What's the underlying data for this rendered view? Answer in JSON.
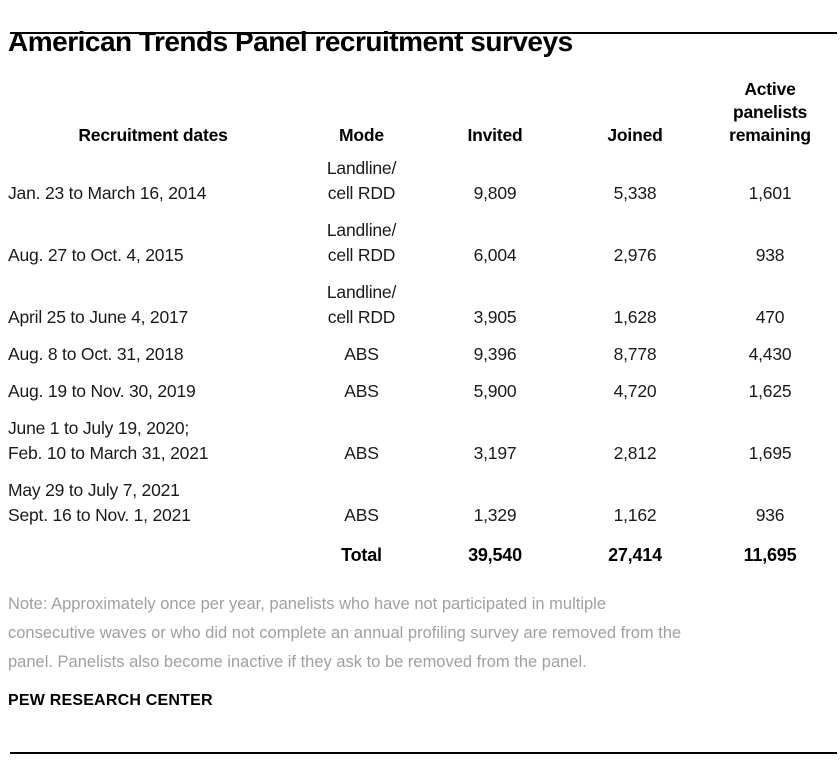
{
  "title": "American Trends Panel recruitment surveys",
  "table": {
    "headers": {
      "dates": "Recruitment dates",
      "mode": "Mode",
      "invited": "Invited",
      "joined": "Joined",
      "active": "Active panelists remaining"
    },
    "rows": [
      {
        "date": "Jan. 23 to March 16, 2014",
        "mode": "Landline/\ncell RDD",
        "invited": "9,809",
        "joined": "5,338",
        "active": "1,601"
      },
      {
        "date": "Aug. 27 to Oct. 4, 2015",
        "mode": "Landline/\ncell RDD",
        "invited": "6,004",
        "joined": "2,976",
        "active": "938"
      },
      {
        "date": "April 25 to June 4, 2017",
        "mode": "Landline/\ncell RDD",
        "invited": "3,905",
        "joined": "1,628",
        "active": "470"
      },
      {
        "date": "Aug. 8 to Oct. 31, 2018",
        "mode": "ABS",
        "invited": "9,396",
        "joined": "8,778",
        "active": "4,430"
      },
      {
        "date": "Aug. 19 to Nov. 30, 2019",
        "mode": "ABS",
        "invited": "5,900",
        "joined": "4,720",
        "active": "1,625"
      },
      {
        "date": "June 1 to July 19, 2020;\nFeb. 10 to March 31, 2021",
        "mode": "ABS",
        "invited": "3,197",
        "joined": "2,812",
        "active": "1,695"
      },
      {
        "date": "May 29 to July 7, 2021\nSept. 16 to Nov. 1, 2021",
        "mode": "ABS",
        "invited": "1,329",
        "joined": "1,162",
        "active": "936"
      }
    ],
    "total": {
      "label": "Total",
      "invited": "39,540",
      "joined": "27,414",
      "active": "11,695"
    }
  },
  "note": "Note: Approximately once per year, panelists who have not participated in multiple\nconsecutive waves or who did not complete an annual profiling survey are removed from the\npanel. Panelists also become inactive if they ask to be removed from the panel.",
  "brand": "PEW RESEARCH CENTER",
  "colors": {
    "text": "#1a1a1a",
    "note_gray": "#9fa0a2",
    "rule_black": "#000000"
  },
  "chart_data": {
    "type": "table",
    "title": "American Trends Panel recruitment surveys",
    "columns": [
      "Recruitment dates",
      "Mode",
      "Invited",
      "Joined",
      "Active panelists remaining"
    ],
    "rows": [
      [
        "Jan. 23 to March 16, 2014",
        "Landline/cell RDD",
        9809,
        5338,
        1601
      ],
      [
        "Aug. 27 to Oct. 4, 2015",
        "Landline/cell RDD",
        6004,
        2976,
        938
      ],
      [
        "April 25 to June 4, 2017",
        "Landline/cell RDD",
        3905,
        1628,
        470
      ],
      [
        "Aug. 8 to Oct. 31, 2018",
        "ABS",
        9396,
        8778,
        4430
      ],
      [
        "Aug. 19 to Nov. 30, 2019",
        "ABS",
        5900,
        4720,
        1625
      ],
      [
        "June 1 to July 19, 2020; Feb. 10 to March 31, 2021",
        "ABS",
        3197,
        2812,
        1695
      ],
      [
        "May 29 to July 7, 2021 Sept. 16 to Nov. 1, 2021",
        "ABS",
        1329,
        1162,
        936
      ]
    ],
    "totals": {
      "label": "Total",
      "invited": 39540,
      "joined": 27414,
      "active_panelists_remaining": 11695
    },
    "source": "PEW RESEARCH CENTER"
  }
}
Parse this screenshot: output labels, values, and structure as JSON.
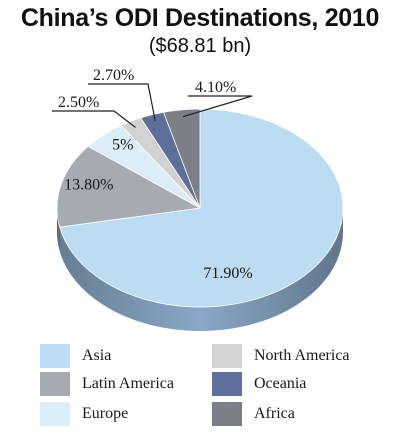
{
  "title": "China’s ODI Destinations, 2010",
  "subtitle": "($68.81 bn)",
  "chart_data": {
    "type": "pie",
    "title": "China’s ODI Destinations, 2010",
    "subtitle": "($68.81 bn)",
    "legend_placement": "bottom",
    "slices": [
      {
        "name": "Asia",
        "value": 71.9,
        "label": "71.90%",
        "color": "#bcdcf4",
        "side": "#8aa7c7"
      },
      {
        "name": "Latin America",
        "value": 13.8,
        "label": "13.80%",
        "color": "#a7aab3",
        "side": "#6d717d"
      },
      {
        "name": "Europe",
        "value": 5,
        "label": "5%",
        "color": "#dcedf8",
        "side": "#a9bfd0"
      },
      {
        "name": "North America",
        "value": 2.5,
        "label": "2.50%",
        "color": "#d2d2d2",
        "side": "#9a9a9a"
      },
      {
        "name": "Oceania",
        "value": 2.7,
        "label": "2.70%",
        "color": "#5e6f99",
        "side": "#3d4a6e"
      },
      {
        "name": "Africa",
        "value": 4.1,
        "label": "4.10%",
        "color": "#7c7f88",
        "side": "#55585f"
      }
    ]
  },
  "legend": {
    "left": [
      {
        "name": "Asia",
        "color": "#bcdcf4"
      },
      {
        "name": "Latin America",
        "color": "#a7aab3"
      },
      {
        "name": "Europe",
        "color": "#dcedf8"
      }
    ],
    "right": [
      {
        "name": "North America",
        "color": "#d2d2d2"
      },
      {
        "name": "Oceania",
        "color": "#5e6f99"
      },
      {
        "name": "Africa",
        "color": "#7c7f88"
      }
    ]
  }
}
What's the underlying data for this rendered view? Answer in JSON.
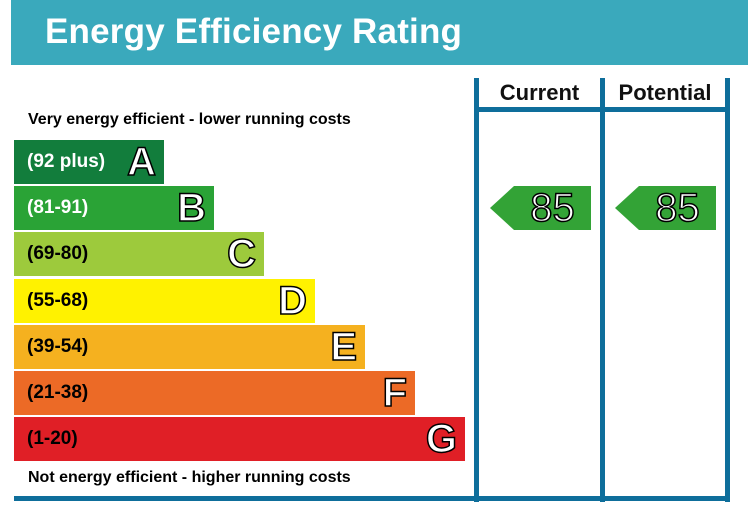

- - - - - - -

Write out the data precisely as given, excluding the pictures.

What's the underlying data for this rendered view? Answer in JSON.
{
  "title": "American Trends Panel recruitment surveys",
  "table": {
    "headers": {
      "dates": "Recruitment dates",
      "mode": "Mode",
      "invited": "Invited",
      "joined": "Joined",
      "active": "Active panelists remaining"
    },
    "rows": [
      {
        "date": "Jan. 23 to March 16, 2014",
        "mode": "Landline/\ncell RDD",
        "invited": "9,809",
        "joined": "5,338",
        "active": "1,601"
      },
      {
        "date": "Aug. 27 to Oct. 4, 2015",
        "mode": "Landline/\ncell RDD",
        "invited": "6,004",
        "joined": "2,976",
        "active": "938"
      },
      {
        "date": "April 25 to June 4, 2017",
        "mode": "Landline/\ncell RDD",
        "invited": "3,905",
        "joined": "1,628",
        "active": "470"
      },
      {
        "date": "Aug. 8 to Oct. 31, 2018",
        "mode": "ABS",
        "invited": "9,396",
        "joined": "8,778",
        "active": "4,430"
      },
      {
        "date": "Aug. 19 to Nov. 30, 2019",
        "mode": "ABS",
        "invited": "5,900",
        "joined": "4,720",
        "active": "1,625"
      },
      {
        "date": "June 1 to July 19, 2020;\nFeb. 10 to March 31, 2021",
        "mode": "ABS",
        "invited": "3,197",
        "joined": "2,812",
        "active": "1,695"
      },
      {
        "date": "May 29 to July 7, 2021\nSept. 16 to Nov. 1, 2021",
        "mode": "ABS",
        "invited": "1,329",
        "joined": "1,162",
        "active": "936"
      }
    ],
    "total": {
      "label": "Total",
      "invited": "39,540",
      "joined": "27,414",
      "active": "11,695"
    }
  },
  "note": "Note: Approximately once per year, panelists who have not participated in multiple\nconsecutive waves or who did not complete an annual profiling survey are removed from the\npanel. Panelists also become inactive if they ask to be removed from the panel.",
  "brand": "PEW RESEARCH CENTER",
  "colors": {
    "text": "#1a1a1a",
    "note_gray": "#9fa0a2",
    "rule_black": "#000000"
  },
  "chart_data": {
    "type": "table",
    "title": "American Trends Panel recruitment surveys",
    "columns": [
      "Recruitment dates",
      "Mode",
      "Invited",
      "Joined",
      "Active panelists remaining"
    ],
    "rows": [
      [
        "Jan. 23 to March 16, 2014",
        "Landline/cell RDD",
        9809,
        5338,
        1601
      ],
      [
        "Aug. 27 to Oct. 4, 2015",
        "Landline/cell RDD",
        6004,
        2976,
        938
      ],
      [
        "April 25 to June 4, 2017",
        "Landline/cell RDD",
        3905,
        1628,
        470
      ],
      [
        "Aug. 8 to Oct. 31, 2018",
        "ABS",
        9396,
        8778,
        4430
      ],
      [
        "Aug. 19 to Nov. 30, 2019",
        "ABS",
        5900,
        4720,
        1625
      ],
      [
        "June 1 to July 19, 2020; Feb. 10 to March 31, 2021",
        "ABS",
        3197,
        2812,
        1695
      ],
      [
        "May 29 to July 7, 2021 Sept. 16 to Nov. 1, 2021",
        "ABS",
        1329,
        1162,
        936
      ]
    ],
    "totals": {
      "label": "Total",
      "invited": 39540,
      "joined": 27414,
      "active_panelists_remaining": 11695
    },
    "source": "PEW RESEARCH CENTER"
  }
}
Parse this screenshot: output labels, values, and structure as JSON.
{
  "title": "China’s ODI Destinations, 2010",
  "subtitle": "($68.81 bn)",
  "chart_data": {
    "type": "pie",
    "title": "China’s ODI Destinations, 2010",
    "subtitle": "($68.81 bn)",
    "legend_placement": "bottom",
    "slices": [
      {
        "name": "Asia",
        "value": 71.9,
        "label": "71.90%",
        "color": "#bcdcf4",
        "side": "#8aa7c7"
      },
      {
        "name": "Latin America",
        "value": 13.8,
        "label": "13.80%",
        "color": "#a7aab3",
        "side": "#6d717d"
      },
      {
        "name": "Europe",
        "value": 5,
        "label": "5%",
        "color": "#dcedf8",
        "side": "#a9bfd0"
      },
      {
        "name": "North America",
        "value": 2.5,
        "label": "2.50%",
        "color": "#d2d2d2",
        "side": "#9a9a9a"
      },
      {
        "name": "Oceania",
        "value": 2.7,
        "label": "2.70%",
        "color": "#5e6f99",
        "side": "#3d4a6e"
      },
      {
        "name": "Africa",
        "value": 4.1,
        "label": "4.10%",
        "color": "#7c7f88",
        "side": "#55585f"
      }
    ]
  },
  "legend": {
    "left": [
      {
        "name": "Asia",
        "color": "#bcdcf4"
      },
      {
        "name": "Latin America",
        "color": "#a7aab3"
      },
      {
        "name": "Europe",
        "color": "#dcedf8"
      }
    ],
    "right": [
      {
        "name": "North America",
        "color": "#d2d2d2"
      },
      {
        "name": "Oceania",
        "color": "#5e6f99"
      },
      {
        "name": "Africa",
        "color": "#7c7f88"
      }
    ]
  }
}
What's the underlying data for this rendered view? Answer in JSON.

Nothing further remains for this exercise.